● **Provided entries**:
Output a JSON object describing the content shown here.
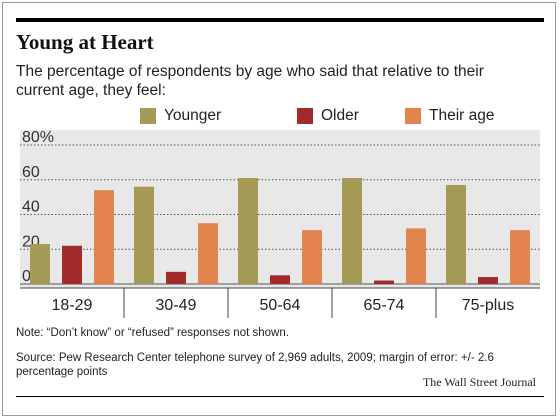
{
  "chart_data": {
    "type": "bar",
    "title": "Young at Heart",
    "subtitle": "The percentage of respondents by age who said that relative to their current age, they feel:",
    "categories": [
      "18-29",
      "30-49",
      "50-64",
      "65-74",
      "75-plus"
    ],
    "series": [
      {
        "name": "Younger",
        "color": "#a69a57",
        "values": [
          23,
          56,
          61,
          61,
          57
        ]
      },
      {
        "name": "Older",
        "color": "#a32a2a",
        "values": [
          22,
          7,
          5,
          2,
          4
        ]
      },
      {
        "name": "Their age",
        "color": "#e3834f",
        "values": [
          54,
          35,
          31,
          32,
          31
        ]
      }
    ],
    "yticks": [
      "80%",
      "60",
      "40",
      "20",
      "0"
    ],
    "ytick_values": [
      80,
      60,
      40,
      20,
      0
    ],
    "ylim": [
      0,
      80
    ],
    "grid": true,
    "legend_position": "top-right",
    "plot_background": "#e8e8e8"
  },
  "notes": {
    "note": "Note: “Don’t know” or “refused” responses not shown.",
    "source": "Source: Pew Research Center telephone survey of 2,969 adults, 2009; margin of error: +/- 2.6 percentage points",
    "credit": "The Wall Street Journal"
  }
}
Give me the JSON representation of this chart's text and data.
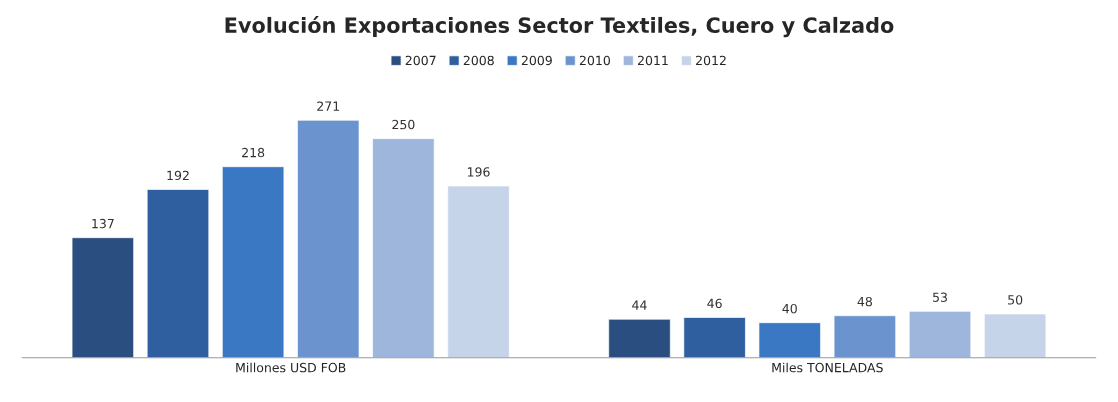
{
  "chart_data": {
    "type": "bar",
    "title": "Evolución Exportaciones Sector Textiles, Cuero y Calzado",
    "categories": [
      "Millones USD FOB",
      "Miles TONELADAS"
    ],
    "series": [
      {
        "name": "2007",
        "color": "#2b4e80",
        "values": [
          137,
          44
        ]
      },
      {
        "name": "2008",
        "color": "#305f9f",
        "values": [
          192,
          46
        ]
      },
      {
        "name": "2009",
        "color": "#3b78c3",
        "values": [
          218,
          40
        ]
      },
      {
        "name": "2010",
        "color": "#6b94cf",
        "values": [
          271,
          48
        ]
      },
      {
        "name": "2011",
        "color": "#9eb5dc",
        "values": [
          250,
          53
        ]
      },
      {
        "name": "2012",
        "color": "#c6d4ea",
        "values": [
          196,
          50
        ]
      }
    ],
    "data_labels": true,
    "legend": "top",
    "grid": false,
    "tick_labels": "x"
  }
}
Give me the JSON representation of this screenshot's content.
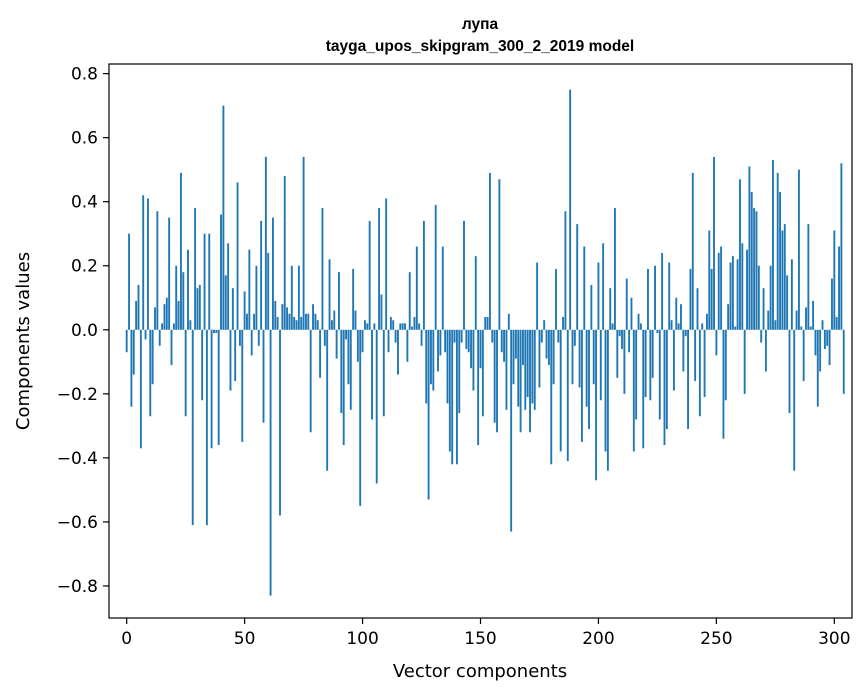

● **The exercise**:
Read the data above and count the lines that include "percentage". Answer only with the count.

● **Exercise result**:
2